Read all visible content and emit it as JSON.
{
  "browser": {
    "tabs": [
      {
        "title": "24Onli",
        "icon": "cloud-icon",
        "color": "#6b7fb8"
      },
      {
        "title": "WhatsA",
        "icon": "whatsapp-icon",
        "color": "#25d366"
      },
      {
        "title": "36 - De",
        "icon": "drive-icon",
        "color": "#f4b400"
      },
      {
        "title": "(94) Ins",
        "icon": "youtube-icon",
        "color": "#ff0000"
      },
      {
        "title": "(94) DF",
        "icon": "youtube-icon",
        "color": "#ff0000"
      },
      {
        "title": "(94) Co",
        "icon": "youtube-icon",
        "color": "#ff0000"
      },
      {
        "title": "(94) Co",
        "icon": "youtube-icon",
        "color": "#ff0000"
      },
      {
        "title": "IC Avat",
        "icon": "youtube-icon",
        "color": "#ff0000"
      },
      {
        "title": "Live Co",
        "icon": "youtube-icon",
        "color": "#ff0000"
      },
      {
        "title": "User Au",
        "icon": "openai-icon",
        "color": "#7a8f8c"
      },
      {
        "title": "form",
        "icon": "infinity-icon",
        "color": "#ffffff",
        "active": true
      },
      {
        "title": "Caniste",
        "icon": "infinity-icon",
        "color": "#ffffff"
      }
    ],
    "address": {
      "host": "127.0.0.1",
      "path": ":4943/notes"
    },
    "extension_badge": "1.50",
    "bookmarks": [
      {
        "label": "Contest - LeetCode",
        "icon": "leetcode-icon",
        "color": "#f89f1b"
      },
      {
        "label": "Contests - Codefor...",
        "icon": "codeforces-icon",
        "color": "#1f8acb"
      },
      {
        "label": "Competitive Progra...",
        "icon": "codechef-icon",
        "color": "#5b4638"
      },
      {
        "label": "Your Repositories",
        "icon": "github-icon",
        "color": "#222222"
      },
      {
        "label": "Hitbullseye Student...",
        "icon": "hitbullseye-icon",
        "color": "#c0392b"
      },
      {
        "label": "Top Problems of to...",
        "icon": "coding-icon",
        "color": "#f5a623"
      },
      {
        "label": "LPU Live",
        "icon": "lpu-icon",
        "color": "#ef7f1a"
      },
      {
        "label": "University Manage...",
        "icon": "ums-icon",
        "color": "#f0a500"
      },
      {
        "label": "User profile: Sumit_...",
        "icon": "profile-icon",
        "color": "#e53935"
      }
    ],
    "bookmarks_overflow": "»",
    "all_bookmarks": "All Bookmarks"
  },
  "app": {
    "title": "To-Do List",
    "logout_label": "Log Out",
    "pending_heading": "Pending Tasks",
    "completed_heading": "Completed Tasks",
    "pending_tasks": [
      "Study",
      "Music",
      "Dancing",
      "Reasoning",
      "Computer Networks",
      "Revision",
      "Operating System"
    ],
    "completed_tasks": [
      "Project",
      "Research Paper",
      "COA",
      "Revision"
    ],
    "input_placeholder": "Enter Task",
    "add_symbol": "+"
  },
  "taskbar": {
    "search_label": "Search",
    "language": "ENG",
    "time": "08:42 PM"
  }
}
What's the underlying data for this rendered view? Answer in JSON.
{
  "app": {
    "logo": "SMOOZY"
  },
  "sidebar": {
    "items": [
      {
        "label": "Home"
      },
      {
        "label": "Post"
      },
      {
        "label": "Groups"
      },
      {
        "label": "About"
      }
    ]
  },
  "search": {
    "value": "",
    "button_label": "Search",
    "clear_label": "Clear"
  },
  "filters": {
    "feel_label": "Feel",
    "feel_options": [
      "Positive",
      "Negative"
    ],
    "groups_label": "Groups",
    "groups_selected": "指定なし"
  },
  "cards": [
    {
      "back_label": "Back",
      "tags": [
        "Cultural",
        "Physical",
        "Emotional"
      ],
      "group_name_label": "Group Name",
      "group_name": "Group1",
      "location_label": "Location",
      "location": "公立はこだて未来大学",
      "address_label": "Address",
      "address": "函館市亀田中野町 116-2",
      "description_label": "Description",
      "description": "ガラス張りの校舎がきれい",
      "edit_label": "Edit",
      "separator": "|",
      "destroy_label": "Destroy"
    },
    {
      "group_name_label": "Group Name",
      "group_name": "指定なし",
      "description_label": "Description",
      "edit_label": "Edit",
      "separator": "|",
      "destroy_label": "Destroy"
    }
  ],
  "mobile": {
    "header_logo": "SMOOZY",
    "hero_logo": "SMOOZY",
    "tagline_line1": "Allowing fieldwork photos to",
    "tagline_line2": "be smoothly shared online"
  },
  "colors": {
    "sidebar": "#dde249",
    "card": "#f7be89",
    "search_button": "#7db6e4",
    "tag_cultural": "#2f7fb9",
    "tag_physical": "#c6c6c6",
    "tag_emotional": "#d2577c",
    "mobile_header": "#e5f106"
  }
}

WHAT IS REQUIRED — Retype all of the material above with every character intact.

OUTPUT BELOW —
Read all visible content and emit it as JSON.
{
  "browser": {
    "tabs": [
      {
        "title": "24Onli",
        "icon": "cloud-icon",
        "color": "#6b7fb8"
      },
      {
        "title": "WhatsA",
        "icon": "whatsapp-icon",
        "color": "#25d366"
      },
      {
        "title": "36 - De",
        "icon": "drive-icon",
        "color": "#f4b400"
      },
      {
        "title": "(94) Ins",
        "icon": "youtube-icon",
        "color": "#ff0000"
      },
      {
        "title": "(94) DF",
        "icon": "youtube-icon",
        "color": "#ff0000"
      },
      {
        "title": "(94) Co",
        "icon": "youtube-icon",
        "color": "#ff0000"
      },
      {
        "title": "(94) Co",
        "icon": "youtube-icon",
        "color": "#ff0000"
      },
      {
        "title": "IC Avat",
        "icon": "youtube-icon",
        "color": "#ff0000"
      },
      {
        "title": "Live Co",
        "icon": "youtube-icon",
        "color": "#ff0000"
      },
      {
        "title": "User Au",
        "icon": "openai-icon",
        "color": "#7a8f8c"
      },
      {
        "title": "form",
        "icon": "infinity-icon",
        "color": "#ffffff",
        "active": true
      },
      {
        "title": "Caniste",
        "icon": "infinity-icon",
        "color": "#ffffff"
      }
    ],
    "address": {
      "host": "127.0.0.1",
      "path": ":4943/notes"
    },
    "extension_badge": "1.50",
    "bookmarks": [
      {
        "label": "Contest - LeetCode",
        "icon": "leetcode-icon",
        "color": "#f89f1b"
      },
      {
        "label": "Contests - Codefor...",
        "icon": "codeforces-icon",
        "color": "#1f8acb"
      },
      {
        "label": "Competitive Progra...",
        "icon": "codechef-icon",
        "color": "#5b4638"
      },
      {
        "label": "Your Repositories",
        "icon": "github-icon",
        "color": "#222222"
      },
      {
        "label": "Hitbullseye Student...",
        "icon": "hitbullseye-icon",
        "color": "#c0392b"
      },
      {
        "label": "Top Problems of to...",
        "icon": "coding-icon",
        "color": "#f5a623"
      },
      {
        "label": "LPU Live",
        "icon": "lpu-icon",
        "color": "#ef7f1a"
      },
      {
        "label": "University Manage...",
        "icon": "ums-icon",
        "color": "#f0a500"
      },
      {
        "label": "User profile: Sumit_...",
        "icon": "profile-icon",
        "color": "#e53935"
      }
    ],
    "bookmarks_overflow": "»",
    "all_bookmarks": "All Bookmarks"
  },
  "app": {
    "title": "To-Do List",
    "logout_label": "Log Out",
    "pending_heading": "Pending Tasks",
    "completed_heading": "Completed Tasks",
    "pending_tasks": [
      "Study",
      "Music",
      "Dancing",
      "Reasoning",
      "Computer Networks",
      "Revision",
      "Operating System"
    ],
    "completed_tasks": [
      "Project",
      "Research Paper",
      "COA",
      "Revision"
    ],
    "input_placeholder": "Enter Task",
    "add_symbol": "+"
  },
  "taskbar": {
    "search_label": "Search",
    "language": "ENG",
    "time": "08:42 PM"
  }
}
What's the underlying data for this rendered view? Answer in JSON.
{
  "app": {
    "logo": "SMOOZY"
  },
  "sidebar": {
    "items": [
      {
        "label": "Home"
      },
      {
        "label": "Post"
      },
      {
        "label": "Groups"
      },
      {
        "label": "About"
      }
    ]
  },
  "search": {
    "value": "",
    "button_label": "Search",
    "clear_label": "Clear"
  },
  "filters": {
    "feel_label": "Feel",
    "feel_options": [
      "Positive",
      "Negative"
    ],
    "groups_label": "Groups",
    "groups_selected": "指定なし"
  },
  "cards": [
    {
      "back_label": "Back",
      "tags": [
        "Cultural",
        "Physical",
        "Emotional"
      ],
      "group_name_label": "Group Name",
      "group_name": "Group1",
      "location_label": "Location",
      "location": "公立はこだて未来大学",
      "address_label": "Address",
      "address": "函館市亀田中野町 116-2",
      "description_label": "Description",
      "description": "ガラス張りの校舎がきれい",
      "edit_label": "Edit",
      "separator": "|",
      "destroy_label": "Destroy"
    },
    {
      "group_name_label": "Group Name",
      "group_name": "指定なし",
      "description_label": "Description",
      "edit_label": "Edit",
      "separator": "|",
      "destroy_label": "Destroy"
    }
  ],
  "mobile": {
    "header_logo": "SMOOZY",
    "hero_logo": "SMOOZY",
    "tagline_line1": "Allowing fieldwork photos to",
    "tagline_line2": "be smoothly shared online"
  },
  "colors": {
    "sidebar": "#dde249",
    "card": "#f7be89",
    "search_button": "#7db6e4",
    "tag_cultural": "#2f7fb9",
    "tag_physical": "#c6c6c6",
    "tag_emotional": "#d2577c",
    "mobile_header": "#e5f106"
  }
}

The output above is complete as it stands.